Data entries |
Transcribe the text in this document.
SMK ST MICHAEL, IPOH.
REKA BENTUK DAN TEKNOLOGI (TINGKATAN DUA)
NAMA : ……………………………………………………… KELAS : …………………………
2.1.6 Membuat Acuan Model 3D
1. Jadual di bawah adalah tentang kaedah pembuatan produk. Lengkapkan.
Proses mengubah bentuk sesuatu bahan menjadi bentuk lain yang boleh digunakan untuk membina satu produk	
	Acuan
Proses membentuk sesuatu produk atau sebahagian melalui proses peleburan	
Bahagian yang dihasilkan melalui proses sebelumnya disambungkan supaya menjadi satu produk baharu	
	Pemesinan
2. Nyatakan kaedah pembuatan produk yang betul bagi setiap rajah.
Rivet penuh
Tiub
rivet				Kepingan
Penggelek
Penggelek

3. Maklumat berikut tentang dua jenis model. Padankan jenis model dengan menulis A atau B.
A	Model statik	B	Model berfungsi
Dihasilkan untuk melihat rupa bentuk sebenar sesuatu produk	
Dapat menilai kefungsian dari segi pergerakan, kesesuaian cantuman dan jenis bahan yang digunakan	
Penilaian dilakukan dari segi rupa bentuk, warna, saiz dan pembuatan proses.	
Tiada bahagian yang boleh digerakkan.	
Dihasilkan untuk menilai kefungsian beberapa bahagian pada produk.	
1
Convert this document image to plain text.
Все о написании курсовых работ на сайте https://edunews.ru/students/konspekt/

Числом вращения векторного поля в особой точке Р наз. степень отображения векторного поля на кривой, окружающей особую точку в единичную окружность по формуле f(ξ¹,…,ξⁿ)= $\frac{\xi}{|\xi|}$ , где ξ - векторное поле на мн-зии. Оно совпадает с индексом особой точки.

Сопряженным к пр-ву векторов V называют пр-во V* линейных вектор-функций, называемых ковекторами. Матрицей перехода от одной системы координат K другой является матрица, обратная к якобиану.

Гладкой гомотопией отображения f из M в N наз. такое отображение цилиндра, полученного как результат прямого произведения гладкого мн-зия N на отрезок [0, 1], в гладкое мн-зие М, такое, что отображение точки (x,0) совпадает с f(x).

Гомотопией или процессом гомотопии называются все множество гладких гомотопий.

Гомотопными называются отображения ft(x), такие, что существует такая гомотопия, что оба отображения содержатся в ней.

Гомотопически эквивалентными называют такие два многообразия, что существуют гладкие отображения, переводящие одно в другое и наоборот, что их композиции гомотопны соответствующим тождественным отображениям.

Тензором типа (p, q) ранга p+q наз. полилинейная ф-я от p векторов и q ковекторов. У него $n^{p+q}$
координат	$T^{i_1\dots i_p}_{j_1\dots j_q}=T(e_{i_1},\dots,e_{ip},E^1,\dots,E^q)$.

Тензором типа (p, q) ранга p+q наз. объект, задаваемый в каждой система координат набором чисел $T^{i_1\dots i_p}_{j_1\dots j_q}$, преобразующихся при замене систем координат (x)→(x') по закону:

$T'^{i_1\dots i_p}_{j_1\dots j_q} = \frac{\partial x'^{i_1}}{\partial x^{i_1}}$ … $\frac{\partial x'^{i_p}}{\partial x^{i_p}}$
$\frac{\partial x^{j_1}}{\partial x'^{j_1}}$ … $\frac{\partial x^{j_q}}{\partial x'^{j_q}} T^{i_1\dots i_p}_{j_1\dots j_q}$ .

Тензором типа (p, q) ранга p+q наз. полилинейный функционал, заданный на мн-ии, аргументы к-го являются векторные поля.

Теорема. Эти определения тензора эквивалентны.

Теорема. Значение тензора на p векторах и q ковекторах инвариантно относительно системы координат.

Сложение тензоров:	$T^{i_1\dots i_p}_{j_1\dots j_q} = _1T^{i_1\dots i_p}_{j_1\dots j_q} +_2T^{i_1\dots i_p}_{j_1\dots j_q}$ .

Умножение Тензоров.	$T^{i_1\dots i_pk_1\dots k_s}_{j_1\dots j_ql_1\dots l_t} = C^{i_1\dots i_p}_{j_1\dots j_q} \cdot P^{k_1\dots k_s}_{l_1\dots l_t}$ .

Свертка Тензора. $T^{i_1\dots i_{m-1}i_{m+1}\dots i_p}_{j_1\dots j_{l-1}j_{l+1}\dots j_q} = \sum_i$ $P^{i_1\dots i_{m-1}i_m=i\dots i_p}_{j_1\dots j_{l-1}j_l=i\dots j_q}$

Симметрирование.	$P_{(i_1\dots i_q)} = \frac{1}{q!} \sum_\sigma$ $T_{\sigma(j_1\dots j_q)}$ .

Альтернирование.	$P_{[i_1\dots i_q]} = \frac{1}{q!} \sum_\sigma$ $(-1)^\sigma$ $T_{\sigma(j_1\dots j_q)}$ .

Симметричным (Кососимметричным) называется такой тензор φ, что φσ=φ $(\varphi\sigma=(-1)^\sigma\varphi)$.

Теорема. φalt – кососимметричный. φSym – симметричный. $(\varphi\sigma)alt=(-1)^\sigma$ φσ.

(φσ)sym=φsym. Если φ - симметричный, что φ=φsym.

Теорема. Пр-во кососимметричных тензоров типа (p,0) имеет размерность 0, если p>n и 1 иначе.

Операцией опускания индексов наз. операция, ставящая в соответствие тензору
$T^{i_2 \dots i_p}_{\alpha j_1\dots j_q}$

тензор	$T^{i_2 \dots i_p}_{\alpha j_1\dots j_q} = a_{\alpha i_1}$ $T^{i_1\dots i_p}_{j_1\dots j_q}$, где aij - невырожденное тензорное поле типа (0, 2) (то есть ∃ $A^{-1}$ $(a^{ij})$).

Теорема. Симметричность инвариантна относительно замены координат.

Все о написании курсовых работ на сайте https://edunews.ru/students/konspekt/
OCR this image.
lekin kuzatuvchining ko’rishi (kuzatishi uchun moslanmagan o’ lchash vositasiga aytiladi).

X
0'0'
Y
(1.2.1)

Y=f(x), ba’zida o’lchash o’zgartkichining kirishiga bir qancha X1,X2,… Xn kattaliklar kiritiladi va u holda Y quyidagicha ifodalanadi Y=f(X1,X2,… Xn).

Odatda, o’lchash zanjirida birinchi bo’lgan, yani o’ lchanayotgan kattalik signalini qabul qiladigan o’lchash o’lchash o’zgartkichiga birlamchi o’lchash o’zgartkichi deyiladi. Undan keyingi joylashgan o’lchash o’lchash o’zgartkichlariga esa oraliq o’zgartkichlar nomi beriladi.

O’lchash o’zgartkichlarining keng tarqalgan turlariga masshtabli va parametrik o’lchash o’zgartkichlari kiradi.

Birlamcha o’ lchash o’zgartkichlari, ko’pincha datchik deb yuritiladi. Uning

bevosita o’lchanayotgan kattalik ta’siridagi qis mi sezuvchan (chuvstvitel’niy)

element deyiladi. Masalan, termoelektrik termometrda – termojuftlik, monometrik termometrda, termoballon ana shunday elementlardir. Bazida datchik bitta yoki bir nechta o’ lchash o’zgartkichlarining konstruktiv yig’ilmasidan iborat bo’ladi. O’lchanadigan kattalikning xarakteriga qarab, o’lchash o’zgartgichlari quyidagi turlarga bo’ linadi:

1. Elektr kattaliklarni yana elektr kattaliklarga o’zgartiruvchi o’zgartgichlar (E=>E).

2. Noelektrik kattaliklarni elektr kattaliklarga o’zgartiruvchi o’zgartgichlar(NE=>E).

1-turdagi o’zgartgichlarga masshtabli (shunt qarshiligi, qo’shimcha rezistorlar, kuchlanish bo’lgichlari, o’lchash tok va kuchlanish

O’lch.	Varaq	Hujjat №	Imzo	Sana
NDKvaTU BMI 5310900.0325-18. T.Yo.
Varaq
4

Task brief | Each entry must be reproduced verbatim.

Task answer |
Transcribe the text in this document.
SMK ST MICHAEL, IPOH.
REKA BENTUK DAN TEKNOLOGI (TINGKATAN DUA)
NAMA : ……………………………………………………… KELAS : …………………………
2.1.6 Membuat Acuan Model 3D
1. Jadual di bawah adalah tentang kaedah pembuatan produk. Lengkapkan.
Proses mengubah bentuk sesuatu bahan menjadi bentuk lain yang boleh digunakan untuk membina satu produk	
	Acuan
Proses membentuk sesuatu produk atau sebahagian melalui proses peleburan	
Bahagian yang dihasilkan melalui proses sebelumnya disambungkan supaya menjadi satu produk baharu	
	Pemesinan
2. Nyatakan kaedah pembuatan produk yang betul bagi setiap rajah.
Rivet penuh
Tiub
rivet				Kepingan
Penggelek
Penggelek

3. Maklumat berikut tentang dua jenis model. Padankan jenis model dengan menulis A atau B.
A	Model statik	B	Model berfungsi
Dihasilkan untuk melihat rupa bentuk sebenar sesuatu produk	
Dapat menilai kefungsian dari segi pergerakan, kesesuaian cantuman dan jenis bahan yang digunakan	
Penilaian dilakukan dari segi rupa bentuk, warna, saiz dan pembuatan proses.	
Tiada bahagian yang boleh digerakkan.	
Dihasilkan untuk menilai kefungsian beberapa bahagian pada produk.	
1
Convert this document image to plain text.
Все о написании курсовых работ на сайте https://edunews.ru/students/konspekt/

Числом вращения векторного поля в особой точке Р наз. степень отображения векторного поля на кривой, окружающей особую точку в единичную окружность по формуле f(ξ¹,…,ξⁿ)= $\frac{\xi}{|\xi|}$ , где ξ - векторное поле на мн-зии. Оно совпадает с индексом особой точки.

Сопряженным к пр-ву векторов V называют пр-во V* линейных вектор-функций, называемых ковекторами. Матрицей перехода от одной системы координат K другой является матрица, обратная к якобиану.

Гладкой гомотопией отображения f из M в N наз. такое отображение цилиндра, полученного как результат прямого произведения гладкого мн-зия N на отрезок [0, 1], в гладкое мн-зие М, такое, что отображение точки (x,0) совпадает с f(x).

Гомотопией или процессом гомотопии называются все множество гладких гомотопий.

Гомотопными называются отображения ft(x), такие, что существует такая гомотопия, что оба отображения содержатся в ней.

Гомотопически эквивалентными называют такие два многообразия, что существуют гладкие отображения, переводящие одно в другое и наоборот, что их композиции гомотопны соответствующим тождественным отображениям.

Тензором типа (p, q) ранга p+q наз. полилинейная ф-я от p векторов и q ковекторов. У него $n^{p+q}$
координат	$T^{i_1\dots i_p}_{j_1\dots j_q}=T(e_{i_1},\dots,e_{ip},E^1,\dots,E^q)$.

Тензором типа (p, q) ранга p+q наз. объект, задаваемый в каждой система координат набором чисел $T^{i_1\dots i_p}_{j_1\dots j_q}$, преобразующихся при замене систем координат (x)→(x') по закону:

$T'^{i_1\dots i_p}_{j_1\dots j_q} = \frac{\partial x'^{i_1}}{\partial x^{i_1}}$ … $\frac{\partial x'^{i_p}}{\partial x^{i_p}}$
$\frac{\partial x^{j_1}}{\partial x'^{j_1}}$ … $\frac{\partial x^{j_q}}{\partial x'^{j_q}} T^{i_1\dots i_p}_{j_1\dots j_q}$ .

Тензором типа (p, q) ранга p+q наз. полилинейный функционал, заданный на мн-ии, аргументы к-го являются векторные поля.

Теорема. Эти определения тензора эквивалентны.

Теорема. Значение тензора на p векторах и q ковекторах инвариантно относительно системы координат.

Сложение тензоров:	$T^{i_1\dots i_p}_{j_1\dots j_q} = _1T^{i_1\dots i_p}_{j_1\dots j_q} +_2T^{i_1\dots i_p}_{j_1\dots j_q}$ .

Умножение Тензоров.	$T^{i_1\dots i_pk_1\dots k_s}_{j_1\dots j_ql_1\dots l_t} = C^{i_1\dots i_p}_{j_1\dots j_q} \cdot P^{k_1\dots k_s}_{l_1\dots l_t}$ .

Свертка Тензора. $T^{i_1\dots i_{m-1}i_{m+1}\dots i_p}_{j_1\dots j_{l-1}j_{l+1}\dots j_q} = \sum_i$ $P^{i_1\dots i_{m-1}i_m=i\dots i_p}_{j_1\dots j_{l-1}j_l=i\dots j_q}$

Симметрирование.	$P_{(i_1\dots i_q)} = \frac{1}{q!} \sum_\sigma$ $T_{\sigma(j_1\dots j_q)}$ .

Альтернирование.	$P_{[i_1\dots i_q]} = \frac{1}{q!} \sum_\sigma$ $(-1)^\sigma$ $T_{\sigma(j_1\dots j_q)}$ .

Симметричным (Кососимметричным) называется такой тензор φ, что φσ=φ $(\varphi\sigma=(-1)^\sigma\varphi)$.

Теорема. φalt – кососимметричный. φSym – симметричный. $(\varphi\sigma)alt=(-1)^\sigma$ φσ.

(φσ)sym=φsym. Если φ - симметричный, что φ=φsym.

Теорема. Пр-во кососимметричных тензоров типа (p,0) имеет размерность 0, если p>n и 1 иначе.

Операцией опускания индексов наз. операция, ставящая в соответствие тензору
$T^{i_2 \dots i_p}_{\alpha j_1\dots j_q}$

тензор	$T^{i_2 \dots i_p}_{\alpha j_1\dots j_q} = a_{\alpha i_1}$ $T^{i_1\dots i_p}_{j_1\dots j_q}$, где aij - невырожденное тензорное поле типа (0, 2) (то есть ∃ $A^{-1}$ $(a^{ij})$).

Теорема. Симметричность инвариантна относительно замены координат.

Все о написании курсовых работ на сайте https://edunews.ru/students/konspekt/
OCR this image.
lekin kuzatuvchining ko’rishi (kuzatishi uchun moslanmagan o’ lchash vositasiga aytiladi).

X
0'0'
Y
(1.2.1)

Y=f(x), ba’zida o’lchash o’zgartkichining kirishiga bir qancha X1,X2,… Xn kattaliklar kiritiladi va u holda Y quyidagicha ifodalanadi Y=f(X1,X2,… Xn).

Odatda, o’lchash zanjirida birinchi bo’lgan, yani o’ lchanayotgan kattalik signalini qabul qiladigan o’lchash o’lchash o’zgartkichiga birlamchi o’lchash o’zgartkichi deyiladi. Undan keyingi joylashgan o’lchash o’lchash o’zgartkichlariga esa oraliq o’zgartkichlar nomi beriladi.

O’lchash o’zgartkichlarining keng tarqalgan turlariga masshtabli va parametrik o’lchash o’zgartkichlari kiradi.

Birlamcha o’ lchash o’zgartkichlari, ko’pincha datchik deb yuritiladi. Uning

bevosita o’lchanayotgan kattalik ta’siridagi qis mi sezuvchan (chuvstvitel’niy)

element deyiladi. Masalan, termoelektrik termometrda – termojuftlik, monometrik termometrda, termoballon ana shunday elementlardir. Bazida datchik bitta yoki bir nechta o’ lchash o’zgartkichlarining konstruktiv yig’ilmasidan iborat bo’ladi. O’lchanadigan kattalikning xarakteriga qarab, o’lchash o’zgartgichlari quyidagi turlarga bo’ linadi:

1. Elektr kattaliklarni yana elektr kattaliklarga o’zgartiruvchi o’zgartgichlar (E=>E).

2. Noelektrik kattaliklarni elektr kattaliklarga o’zgartiruvchi o’zgartgichlar(NE=>E).

1-turdagi o’zgartgichlarga masshtabli (shunt qarshiligi, qo’shimcha rezistorlar, kuchlanish bo’lgichlari, o’lchash tok va kuchlanish

O’lch.	Varaq	Hujjat №	Imzo	Sana
NDKvaTU BMI 5310900.0325-18. T.Yo.
Varaq
4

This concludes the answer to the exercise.